WHAT YOU ARE ASKED TO DO.
Restate the records below word for word.

RECORDS PROVIDED.
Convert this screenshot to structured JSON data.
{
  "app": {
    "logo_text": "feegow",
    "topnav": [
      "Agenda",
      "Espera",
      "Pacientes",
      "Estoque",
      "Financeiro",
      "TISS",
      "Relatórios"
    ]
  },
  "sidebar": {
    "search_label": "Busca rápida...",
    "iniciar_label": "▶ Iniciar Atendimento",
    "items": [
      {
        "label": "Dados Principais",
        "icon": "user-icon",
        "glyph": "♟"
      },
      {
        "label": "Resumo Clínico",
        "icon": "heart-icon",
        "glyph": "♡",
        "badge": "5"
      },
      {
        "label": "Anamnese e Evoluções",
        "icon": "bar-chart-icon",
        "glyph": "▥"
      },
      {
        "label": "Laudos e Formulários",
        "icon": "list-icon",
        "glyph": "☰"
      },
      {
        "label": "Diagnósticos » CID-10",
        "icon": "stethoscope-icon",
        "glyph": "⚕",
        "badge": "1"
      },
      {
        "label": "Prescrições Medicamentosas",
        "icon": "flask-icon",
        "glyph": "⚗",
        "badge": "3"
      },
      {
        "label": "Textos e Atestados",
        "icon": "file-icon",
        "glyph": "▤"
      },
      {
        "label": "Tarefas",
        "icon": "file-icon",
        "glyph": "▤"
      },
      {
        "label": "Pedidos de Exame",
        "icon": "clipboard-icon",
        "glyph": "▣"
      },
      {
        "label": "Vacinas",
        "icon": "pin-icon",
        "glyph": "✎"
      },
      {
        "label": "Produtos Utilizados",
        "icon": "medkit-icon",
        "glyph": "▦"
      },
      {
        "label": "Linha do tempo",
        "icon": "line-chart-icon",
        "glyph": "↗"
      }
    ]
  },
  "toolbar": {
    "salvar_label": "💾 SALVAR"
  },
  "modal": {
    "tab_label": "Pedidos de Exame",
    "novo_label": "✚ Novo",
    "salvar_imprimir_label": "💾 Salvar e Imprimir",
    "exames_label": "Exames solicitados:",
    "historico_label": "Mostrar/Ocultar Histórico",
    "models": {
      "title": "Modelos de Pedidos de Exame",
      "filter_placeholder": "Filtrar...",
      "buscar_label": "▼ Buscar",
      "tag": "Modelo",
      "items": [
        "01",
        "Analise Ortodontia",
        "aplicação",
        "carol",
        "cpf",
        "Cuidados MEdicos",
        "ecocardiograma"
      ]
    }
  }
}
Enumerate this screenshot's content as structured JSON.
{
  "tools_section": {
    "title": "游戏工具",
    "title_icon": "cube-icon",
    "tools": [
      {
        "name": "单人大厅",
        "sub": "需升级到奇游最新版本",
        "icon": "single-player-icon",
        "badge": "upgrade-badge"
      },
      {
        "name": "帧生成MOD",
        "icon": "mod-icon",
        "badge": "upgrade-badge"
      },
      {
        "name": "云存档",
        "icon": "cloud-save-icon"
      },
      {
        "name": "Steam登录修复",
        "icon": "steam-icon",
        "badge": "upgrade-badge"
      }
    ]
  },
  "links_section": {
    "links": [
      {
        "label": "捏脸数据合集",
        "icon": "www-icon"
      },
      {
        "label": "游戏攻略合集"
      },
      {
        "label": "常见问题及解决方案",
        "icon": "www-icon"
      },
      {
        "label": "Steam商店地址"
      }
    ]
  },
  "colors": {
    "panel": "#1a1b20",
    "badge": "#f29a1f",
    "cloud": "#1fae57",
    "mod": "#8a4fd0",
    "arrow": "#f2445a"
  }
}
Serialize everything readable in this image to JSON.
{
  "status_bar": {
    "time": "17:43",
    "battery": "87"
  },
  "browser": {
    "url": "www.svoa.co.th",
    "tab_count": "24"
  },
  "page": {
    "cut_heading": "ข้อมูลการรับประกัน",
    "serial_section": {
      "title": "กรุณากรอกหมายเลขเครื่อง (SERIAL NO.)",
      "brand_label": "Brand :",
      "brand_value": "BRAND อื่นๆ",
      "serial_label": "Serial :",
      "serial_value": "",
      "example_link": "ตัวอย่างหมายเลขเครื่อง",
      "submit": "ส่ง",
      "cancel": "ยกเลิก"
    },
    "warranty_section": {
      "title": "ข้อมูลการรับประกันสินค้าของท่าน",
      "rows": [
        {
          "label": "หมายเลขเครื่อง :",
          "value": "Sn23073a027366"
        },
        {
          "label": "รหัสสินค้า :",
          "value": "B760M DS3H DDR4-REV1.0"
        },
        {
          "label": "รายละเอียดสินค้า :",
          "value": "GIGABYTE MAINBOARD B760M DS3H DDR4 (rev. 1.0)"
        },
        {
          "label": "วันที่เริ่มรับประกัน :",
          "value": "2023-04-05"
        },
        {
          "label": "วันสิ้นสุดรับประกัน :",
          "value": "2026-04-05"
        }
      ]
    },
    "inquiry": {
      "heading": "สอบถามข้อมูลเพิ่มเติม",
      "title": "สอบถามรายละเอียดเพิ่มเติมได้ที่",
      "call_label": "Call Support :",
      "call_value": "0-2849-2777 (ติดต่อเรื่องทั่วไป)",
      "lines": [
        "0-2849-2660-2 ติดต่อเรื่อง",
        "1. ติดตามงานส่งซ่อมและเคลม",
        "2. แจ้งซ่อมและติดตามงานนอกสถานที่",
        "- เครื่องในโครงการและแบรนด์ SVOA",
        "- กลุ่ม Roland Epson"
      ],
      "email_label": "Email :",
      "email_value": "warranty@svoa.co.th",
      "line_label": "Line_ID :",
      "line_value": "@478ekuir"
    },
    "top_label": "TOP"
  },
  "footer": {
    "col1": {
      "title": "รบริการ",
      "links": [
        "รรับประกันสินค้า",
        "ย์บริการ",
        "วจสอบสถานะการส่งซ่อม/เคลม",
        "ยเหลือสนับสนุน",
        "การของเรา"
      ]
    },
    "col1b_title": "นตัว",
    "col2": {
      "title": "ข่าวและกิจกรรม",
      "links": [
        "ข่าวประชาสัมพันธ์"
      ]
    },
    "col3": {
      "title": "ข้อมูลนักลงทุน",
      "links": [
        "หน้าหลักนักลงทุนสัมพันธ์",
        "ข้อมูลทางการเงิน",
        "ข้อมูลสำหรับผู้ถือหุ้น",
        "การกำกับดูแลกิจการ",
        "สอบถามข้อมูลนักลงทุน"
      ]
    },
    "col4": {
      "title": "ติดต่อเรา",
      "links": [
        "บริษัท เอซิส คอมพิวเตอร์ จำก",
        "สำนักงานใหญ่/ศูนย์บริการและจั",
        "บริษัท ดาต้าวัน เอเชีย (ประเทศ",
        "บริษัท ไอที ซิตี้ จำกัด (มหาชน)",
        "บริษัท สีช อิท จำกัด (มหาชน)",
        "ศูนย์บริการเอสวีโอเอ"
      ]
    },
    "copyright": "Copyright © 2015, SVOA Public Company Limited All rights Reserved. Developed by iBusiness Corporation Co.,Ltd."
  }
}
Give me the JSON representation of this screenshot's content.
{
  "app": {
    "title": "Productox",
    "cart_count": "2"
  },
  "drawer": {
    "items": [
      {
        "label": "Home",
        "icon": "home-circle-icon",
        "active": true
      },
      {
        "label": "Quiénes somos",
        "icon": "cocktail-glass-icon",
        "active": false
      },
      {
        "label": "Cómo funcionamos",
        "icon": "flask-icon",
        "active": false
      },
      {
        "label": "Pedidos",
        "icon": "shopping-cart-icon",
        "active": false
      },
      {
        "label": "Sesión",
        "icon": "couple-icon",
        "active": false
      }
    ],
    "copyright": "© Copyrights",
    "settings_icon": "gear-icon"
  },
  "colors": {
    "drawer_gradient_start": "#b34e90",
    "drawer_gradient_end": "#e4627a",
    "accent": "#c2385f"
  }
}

ANSWER BELOW.
Convert this screenshot to structured JSON data.
{
  "app": {
    "logo_text": "feegow",
    "topnav": [
      "Agenda",
      "Espera",
      "Pacientes",
      "Estoque",
      "Financeiro",
      "TISS",
      "Relatórios"
    ]
  },
  "sidebar": {
    "search_label": "Busca rápida...",
    "iniciar_label": "▶ Iniciar Atendimento",
    "items": [
      {
        "label": "Dados Principais",
        "icon": "user-icon",
        "glyph": "♟"
      },
      {
        "label": "Resumo Clínico",
        "icon": "heart-icon",
        "glyph": "♡",
        "badge": "5"
      },
      {
        "label": "Anamnese e Evoluções",
        "icon": "bar-chart-icon",
        "glyph": "▥"
      },
      {
        "label": "Laudos e Formulários",
        "icon": "list-icon",
        "glyph": "☰"
      },
      {
        "label": "Diagnósticos » CID-10",
        "icon": "stethoscope-icon",
        "glyph": "⚕",
        "badge": "1"
      },
      {
        "label": "Prescrições Medicamentosas",
        "icon": "flask-icon",
        "glyph": "⚗",
        "badge": "3"
      },
      {
        "label": "Textos e Atestados",
        "icon": "file-icon",
        "glyph": "▤"
      },
      {
        "label": "Tarefas",
        "icon": "file-icon",
        "glyph": "▤"
      },
      {
        "label": "Pedidos de Exame",
        "icon": "clipboard-icon",
        "glyph": "▣"
      },
      {
        "label": "Vacinas",
        "icon": "pin-icon",
        "glyph": "✎"
      },
      {
        "label": "Produtos Utilizados",
        "icon": "medkit-icon",
        "glyph": "▦"
      },
      {
        "label": "Linha do tempo",
        "icon": "line-chart-icon",
        "glyph": "↗"
      }
    ]
  },
  "toolbar": {
    "salvar_label": "💾 SALVAR"
  },
  "modal": {
    "tab_label": "Pedidos de Exame",
    "novo_label": "✚ Novo",
    "salvar_imprimir_label": "💾 Salvar e Imprimir",
    "exames_label": "Exames solicitados:",
    "historico_label": "Mostrar/Ocultar Histórico",
    "models": {
      "title": "Modelos de Pedidos de Exame",
      "filter_placeholder": "Filtrar...",
      "buscar_label": "▼ Buscar",
      "tag": "Modelo",
      "items": [
        "01",
        "Analise Ortodontia",
        "aplicação",
        "carol",
        "cpf",
        "Cuidados MEdicos",
        "ecocardiograma"
      ]
    }
  }
}
Enumerate this screenshot's content as structured JSON.
{
  "tools_section": {
    "title": "游戏工具",
    "title_icon": "cube-icon",
    "tools": [
      {
        "name": "单人大厅",
        "sub": "需升级到奇游最新版本",
        "icon": "single-player-icon",
        "badge": "upgrade-badge"
      },
      {
        "name": "帧生成MOD",
        "icon": "mod-icon",
        "badge": "upgrade-badge"
      },
      {
        "name": "云存档",
        "icon": "cloud-save-icon"
      },
      {
        "name": "Steam登录修复",
        "icon": "steam-icon",
        "badge": "upgrade-badge"
      }
    ]
  },
  "links_section": {
    "links": [
      {
        "label": "捏脸数据合集",
        "icon": "www-icon"
      },
      {
        "label": "游戏攻略合集"
      },
      {
        "label": "常见问题及解决方案",
        "icon": "www-icon"
      },
      {
        "label": "Steam商店地址"
      }
    ]
  },
  "colors": {
    "panel": "#1a1b20",
    "badge": "#f29a1f",
    "cloud": "#1fae57",
    "mod": "#8a4fd0",
    "arrow": "#f2445a"
  }
}
Serialize everything readable in this image to JSON.
{
  "status_bar": {
    "time": "17:43",
    "battery": "87"
  },
  "browser": {
    "url": "www.svoa.co.th",
    "tab_count": "24"
  },
  "page": {
    "cut_heading": "ข้อมูลการรับประกัน",
    "serial_section": {
      "title": "กรุณากรอกหมายเลขเครื่อง (SERIAL NO.)",
      "brand_label": "Brand :",
      "brand_value": "BRAND อื่นๆ",
      "serial_label": "Serial :",
      "serial_value": "",
      "example_link": "ตัวอย่างหมายเลขเครื่อง",
      "submit": "ส่ง",
      "cancel": "ยกเลิก"
    },
    "warranty_section": {
      "title": "ข้อมูลการรับประกันสินค้าของท่าน",
      "rows": [
        {
          "label": "หมายเลขเครื่อง :",
          "value": "Sn23073a027366"
        },
        {
          "label": "รหัสสินค้า :",
          "value": "B760M DS3H DDR4-REV1.0"
        },
        {
          "label": "รายละเอียดสินค้า :",
          "value": "GIGABYTE MAINBOARD B760M DS3H DDR4 (rev. 1.0)"
        },
        {
          "label": "วันที่เริ่มรับประกัน :",
          "value": "2023-04-05"
        },
        {
          "label": "วันสิ้นสุดรับประกัน :",
          "value": "2026-04-05"
        }
      ]
    },
    "inquiry": {
      "heading": "สอบถามข้อมูลเพิ่มเติม",
      "title": "สอบถามรายละเอียดเพิ่มเติมได้ที่",
      "call_label": "Call Support :",
      "call_value": "0-2849-2777 (ติดต่อเรื่องทั่วไป)",
      "lines": [
        "0-2849-2660-2 ติดต่อเรื่อง",
        "1. ติดตามงานส่งซ่อมและเคลม",
        "2. แจ้งซ่อมและติดตามงานนอกสถานที่",
        "- เครื่องในโครงการและแบรนด์ SVOA",
        "- กลุ่ม Roland Epson"
      ],
      "email_label": "Email :",
      "email_value": "warranty@svoa.co.th",
      "line_label": "Line_ID :",
      "line_value": "@478ekuir"
    },
    "top_label": "TOP"
  },
  "footer": {
    "col1": {
      "title": "รบริการ",
      "links": [
        "รรับประกันสินค้า",
        "ย์บริการ",
        "วจสอบสถานะการส่งซ่อม/เคลม",
        "ยเหลือสนับสนุน",
        "การของเรา"
      ]
    },
    "col1b_title": "นตัว",
    "col2": {
      "title": "ข่าวและกิจกรรม",
      "links": [
        "ข่าวประชาสัมพันธ์"
      ]
    },
    "col3": {
      "title": "ข้อมูลนักลงทุน",
      "links": [
        "หน้าหลักนักลงทุนสัมพันธ์",
        "ข้อมูลทางการเงิน",
        "ข้อมูลสำหรับผู้ถือหุ้น",
        "การกำกับดูแลกิจการ",
        "สอบถามข้อมูลนักลงทุน"
      ]
    },
    "col4": {
      "title": "ติดต่อเรา",
      "links": [
        "บริษัท เอซิส คอมพิวเตอร์ จำก",
        "สำนักงานใหญ่/ศูนย์บริการและจั",
        "บริษัท ดาต้าวัน เอเชีย (ประเทศ",
        "บริษัท ไอที ซิตี้ จำกัด (มหาชน)",
        "บริษัท สีช อิท จำกัด (มหาชน)",
        "ศูนย์บริการเอสวีโอเอ"
      ]
    },
    "copyright": "Copyright © 2015, SVOA Public Company Limited All rights Reserved. Developed by iBusiness Corporation Co.,Ltd."
  }
}
Give me the JSON representation of this screenshot's content.
{
  "app": {
    "title": "Productox",
    "cart_count": "2"
  },
  "drawer": {
    "items": [
      {
        "label": "Home",
        "icon": "home-circle-icon",
        "active": true
      },
      {
        "label": "Quiénes somos",
        "icon": "cocktail-glass-icon",
        "active": false
      },
      {
        "label": "Cómo funcionamos",
        "icon": "flask-icon",
        "active": false
      },
      {
        "label": "Pedidos",
        "icon": "shopping-cart-icon",
        "active": false
      },
      {
        "label": "Sesión",
        "icon": "couple-icon",
        "active": false
      }
    ],
    "copyright": "© Copyrights",
    "settings_icon": "gear-icon"
  },
  "colors": {
    "drawer_gradient_start": "#b34e90",
    "drawer_gradient_end": "#e4627a",
    "accent": "#c2385f"
  }
}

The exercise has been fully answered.